## BEGIN Material for this task

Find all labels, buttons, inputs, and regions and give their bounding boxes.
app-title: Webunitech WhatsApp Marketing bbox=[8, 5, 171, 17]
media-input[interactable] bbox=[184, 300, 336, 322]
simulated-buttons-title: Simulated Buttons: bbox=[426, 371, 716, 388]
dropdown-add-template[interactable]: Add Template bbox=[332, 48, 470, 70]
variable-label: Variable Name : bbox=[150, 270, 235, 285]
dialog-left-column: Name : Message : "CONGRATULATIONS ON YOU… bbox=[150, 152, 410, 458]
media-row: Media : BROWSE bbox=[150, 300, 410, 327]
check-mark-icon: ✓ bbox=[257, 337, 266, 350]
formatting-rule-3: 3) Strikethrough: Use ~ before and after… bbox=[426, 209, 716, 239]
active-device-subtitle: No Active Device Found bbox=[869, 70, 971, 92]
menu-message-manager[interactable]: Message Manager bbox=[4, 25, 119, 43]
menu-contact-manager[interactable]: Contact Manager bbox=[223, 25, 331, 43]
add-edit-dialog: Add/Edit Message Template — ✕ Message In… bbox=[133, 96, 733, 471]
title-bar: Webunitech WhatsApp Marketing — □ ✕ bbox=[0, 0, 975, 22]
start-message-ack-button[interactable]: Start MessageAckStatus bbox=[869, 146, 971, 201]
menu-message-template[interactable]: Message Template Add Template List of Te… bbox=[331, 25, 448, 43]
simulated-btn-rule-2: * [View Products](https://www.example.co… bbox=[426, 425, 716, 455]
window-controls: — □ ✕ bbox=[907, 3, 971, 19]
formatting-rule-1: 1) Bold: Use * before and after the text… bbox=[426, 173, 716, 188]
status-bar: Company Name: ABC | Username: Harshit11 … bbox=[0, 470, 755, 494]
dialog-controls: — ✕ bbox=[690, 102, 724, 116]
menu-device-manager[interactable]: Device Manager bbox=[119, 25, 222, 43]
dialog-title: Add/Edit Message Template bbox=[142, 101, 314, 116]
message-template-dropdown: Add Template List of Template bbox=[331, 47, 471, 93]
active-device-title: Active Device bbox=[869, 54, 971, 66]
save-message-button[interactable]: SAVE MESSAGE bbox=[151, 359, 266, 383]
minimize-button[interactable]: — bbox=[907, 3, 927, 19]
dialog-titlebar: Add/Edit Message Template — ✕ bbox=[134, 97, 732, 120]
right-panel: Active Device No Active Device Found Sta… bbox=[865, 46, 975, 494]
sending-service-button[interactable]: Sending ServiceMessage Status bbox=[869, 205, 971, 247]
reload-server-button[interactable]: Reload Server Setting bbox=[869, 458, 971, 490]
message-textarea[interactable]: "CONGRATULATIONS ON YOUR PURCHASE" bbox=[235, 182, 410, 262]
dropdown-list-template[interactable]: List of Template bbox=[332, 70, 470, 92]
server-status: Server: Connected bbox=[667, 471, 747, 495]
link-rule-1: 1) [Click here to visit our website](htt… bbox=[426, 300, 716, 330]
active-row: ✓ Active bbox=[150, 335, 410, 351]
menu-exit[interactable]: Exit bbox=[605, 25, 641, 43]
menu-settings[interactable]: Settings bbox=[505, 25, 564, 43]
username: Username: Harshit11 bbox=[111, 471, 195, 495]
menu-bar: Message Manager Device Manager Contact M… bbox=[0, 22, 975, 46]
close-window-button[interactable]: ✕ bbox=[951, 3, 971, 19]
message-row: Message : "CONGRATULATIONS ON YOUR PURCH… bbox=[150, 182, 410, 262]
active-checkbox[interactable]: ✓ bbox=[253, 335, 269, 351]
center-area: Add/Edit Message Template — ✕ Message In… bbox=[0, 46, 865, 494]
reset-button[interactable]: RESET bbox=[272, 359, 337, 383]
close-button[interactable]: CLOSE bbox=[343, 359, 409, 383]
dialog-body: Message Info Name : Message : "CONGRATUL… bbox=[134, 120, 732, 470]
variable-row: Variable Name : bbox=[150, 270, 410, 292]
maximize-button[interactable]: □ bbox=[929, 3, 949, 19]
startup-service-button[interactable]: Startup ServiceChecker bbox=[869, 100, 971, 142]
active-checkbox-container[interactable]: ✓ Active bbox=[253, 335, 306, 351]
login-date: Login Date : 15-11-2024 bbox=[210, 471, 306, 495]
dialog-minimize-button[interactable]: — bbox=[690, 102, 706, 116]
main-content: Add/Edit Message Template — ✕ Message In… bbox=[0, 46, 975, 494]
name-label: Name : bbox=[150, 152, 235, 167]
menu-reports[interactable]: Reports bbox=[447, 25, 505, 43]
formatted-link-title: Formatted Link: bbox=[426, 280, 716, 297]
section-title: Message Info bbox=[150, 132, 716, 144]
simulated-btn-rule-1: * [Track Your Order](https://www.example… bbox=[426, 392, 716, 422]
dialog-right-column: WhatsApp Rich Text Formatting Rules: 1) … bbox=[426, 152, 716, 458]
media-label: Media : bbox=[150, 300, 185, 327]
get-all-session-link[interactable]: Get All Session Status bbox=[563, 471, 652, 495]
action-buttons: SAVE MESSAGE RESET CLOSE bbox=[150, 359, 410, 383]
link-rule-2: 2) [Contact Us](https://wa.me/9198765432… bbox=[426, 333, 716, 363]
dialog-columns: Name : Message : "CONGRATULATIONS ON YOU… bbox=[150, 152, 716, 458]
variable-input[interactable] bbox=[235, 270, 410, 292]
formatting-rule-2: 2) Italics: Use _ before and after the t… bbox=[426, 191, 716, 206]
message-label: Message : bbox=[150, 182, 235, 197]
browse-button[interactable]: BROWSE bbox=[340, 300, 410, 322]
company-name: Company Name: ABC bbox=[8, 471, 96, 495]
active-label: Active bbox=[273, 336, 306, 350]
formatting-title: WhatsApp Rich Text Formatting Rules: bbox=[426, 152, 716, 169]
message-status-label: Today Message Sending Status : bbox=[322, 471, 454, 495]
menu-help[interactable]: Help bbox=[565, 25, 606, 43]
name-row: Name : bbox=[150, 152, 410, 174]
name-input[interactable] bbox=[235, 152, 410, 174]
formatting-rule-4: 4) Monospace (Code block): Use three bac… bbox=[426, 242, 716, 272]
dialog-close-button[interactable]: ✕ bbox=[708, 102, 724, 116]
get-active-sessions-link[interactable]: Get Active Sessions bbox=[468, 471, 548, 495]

## END Material for this task

**Short exercise:**
Lay out every line of the records above as a numbered list, leaving out any blank lines.

**Answer for the task:**
1. Find all labels, buttons, inputs, and regions and give their bounding boxes.
2. app-title: Webunitech WhatsApp Marketing bbox=[8, 5, 171, 17]
3. media-input[interactable] bbox=[184, 300, 336, 322]
4. simulated-buttons-title: Simulated Buttons: bbox=[426, 371, 716, 388]
5. dropdown-add-template[interactable]: Add Template bbox=[332, 48, 470, 70]
6. variable-label: Variable Name : bbox=[150, 270, 235, 285]
7. dialog-left-column: Name : Message : "CONGRATULATIONS ON YOU… bbox=[150, 152, 410, 458]
8. media-row: Media : BROWSE bbox=[150, 300, 410, 327]
9. check-mark-icon: ✓ bbox=[257, 337, 266, 350]
10. formatting-rule-3: 3) Strikethrough: Use ~ before and after… bbox=[426, 209, 716, 239]
11. active-device-subtitle: No Active Device Found bbox=[869, 70, 971, 92]
12. menu-message-manager[interactable]: Message Manager bbox=[4, 25, 119, 43]
13. menu-contact-manager[interactable]: Contact Manager bbox=[223, 25, 331, 43]
14. add-edit-dialog: Add/Edit Message Template — ✕ Message In… bbox=[133, 96, 733, 471]
15. title-bar: Webunitech WhatsApp Marketing — □ ✕ bbox=[0, 0, 975, 22]
16. start-message-ack-button[interactable]: Start MessageAckStatus bbox=[869, 146, 971, 201]
17. menu-message-template[interactable]: Message Template Add Template List of Te… bbox=[331, 25, 448, 43]
18. simulated-btn-rule-2: * [View Products](https://www.example.co… bbox=[426, 425, 716, 455]
19. window-controls: — □ ✕ bbox=[907, 3, 971, 19]
20. formatting-rule-1: 1) Bold: Use * before and after the text… bbox=[426, 173, 716, 188]
21. status-bar: Company Name: ABC | Username: Harshit11 … bbox=[0, 470, 755, 494]
22. dialog-controls: — ✕ bbox=[690, 102, 724, 116]
23. menu-device-manager[interactable]: Device Manager bbox=[119, 25, 222, 43]
24. dialog-title: Add/Edit Message Template bbox=[142, 101, 314, 116]
25. message-template-dropdown: Add Template List of Template bbox=[331, 47, 471, 93]
26. active-device-title: Active Device bbox=[869, 54, 971, 66]
27. save-message-button[interactable]: SAVE MESSAGE bbox=[151, 359, 266, 383]
28. minimize-button[interactable]: — bbox=[907, 3, 927, 19]
29. dialog-titlebar: Add/Edit Message Template — ✕ bbox=[134, 97, 732, 120]
30. right-panel: Active Device No Active Device Found Sta… bbox=[865, 46, 975, 494]
31. sending-service-button[interactable]: Sending ServiceMessage Status bbox=[869, 205, 971, 247]
32. reload-server-button[interactable]: Reload Server Setting bbox=[869, 458, 971, 490]
33. message-textarea[interactable]: "CONGRATULATIONS ON YOUR PURCHASE" bbox=[235, 182, 410, 262]
34. dropdown-list-template[interactable]: List of Template bbox=[332, 70, 470, 92]
35. server-status: Server: Connected bbox=[667, 471, 747, 495]
36. link-rule-1: 1) [Click here to visit our website](htt… bbox=[426, 300, 716, 330]
37. active-row: ✓ Active bbox=[150, 335, 410, 351]
38. menu-exit[interactable]: Exit bbox=[605, 25, 641, 43]
39. menu-settings[interactable]: Settings bbox=[505, 25, 564, 43]
40. username: Username: Harshit11 bbox=[111, 471, 195, 495]
41. menu-bar: Message Manager Device Manager Contact M… bbox=[0, 22, 975, 46]
42. close-window-button[interactable]: ✕ bbox=[951, 3, 971, 19]
43. message-row: Message : "CONGRATULATIONS ON YOUR PURCH… bbox=[150, 182, 410, 262]
44. active-checkbox[interactable]: ✓ bbox=[253, 335, 269, 351]
45. center-area: Add/Edit Message Template — ✕ Message In… bbox=[0, 46, 865, 494]
46. reset-button[interactable]: RESET bbox=[272, 359, 337, 383]
47. close-button[interactable]: CLOSE bbox=[343, 359, 409, 383]
48. dialog-body: Message Info Name : Message : "CONGRATUL… bbox=[134, 120, 732, 470]
49. variable-row: Variable Name : bbox=[150, 270, 410, 292]
50. maximize-button[interactable]: □ bbox=[929, 3, 949, 19]
51. startup-service-button[interactable]: Startup ServiceChecker bbox=[869, 100, 971, 142]
52. active-checkbox-container[interactable]: ✓ Active bbox=[253, 335, 306, 351]
53. login-date: Login Date : 15-11-2024 bbox=[210, 471, 306, 495]
54. dialog-minimize-button[interactable]: — bbox=[690, 102, 706, 116]
55. main-content: Add/Edit Message Template — ✕ Message In… bbox=[0, 46, 975, 494]
56. name-label: Name : bbox=[150, 152, 235, 167]
57. menu-reports[interactable]: Reports bbox=[447, 25, 505, 43]
58. formatted-link-title: Formatted Link: bbox=[426, 280, 716, 297]
59. section-title: Message Info bbox=[150, 132, 716, 144]
60. simulated-btn-rule-1: * [Track Your Order](https://www.example… bbox=[426, 392, 716, 422]
61. dialog-right-column: WhatsApp Rich Text Formatting Rules: 1) … bbox=[426, 152, 716, 458]
62. media-label: Media : bbox=[150, 300, 185, 327]
63. get-all-session-link[interactable]: Get All Session Status bbox=[563, 471, 652, 495]
64. action-buttons: SAVE MESSAGE RESET CLOSE bbox=[150, 359, 410, 383]
65. link-rule-2: 2) [Contact Us](https://wa.me/9198765432… bbox=[426, 333, 716, 363]
66. dialog-columns: Name : Message : "CONGRATULATIONS ON YOU… bbox=[150, 152, 716, 458]
67. variable-input[interactable] bbox=[235, 270, 410, 292]
68. formatting-rule-2: 2) Italics: Use _ before and after the t… bbox=[426, 191, 716, 206]
69. message-label: Message : bbox=[150, 182, 235, 197]
70. browse-button[interactable]: BROWSE bbox=[340, 300, 410, 322]
71. company-name: Company Name: ABC bbox=[8, 471, 96, 495]
72. active-label: Active bbox=[273, 336, 306, 350]
73. formatting-title: WhatsApp Rich Text Formatting Rules: bbox=[426, 152, 716, 169]
74. message-status-label: Today Message Sending Status : bbox=[322, 471, 454, 495]
75. menu-help[interactable]: Help bbox=[565, 25, 606, 43]
76. name-row: Name : bbox=[150, 152, 410, 174]
77. name-input[interactable] bbox=[235, 152, 410, 174]
78. formatting-rule-4: 4) Monospace (Code block): Use three bac… bbox=[426, 242, 716, 272]
79. dialog-close-button[interactable]: ✕ bbox=[708, 102, 724, 116]
80. get-active-sessions-link[interactable]: Get Active Sessions bbox=[468, 471, 548, 495]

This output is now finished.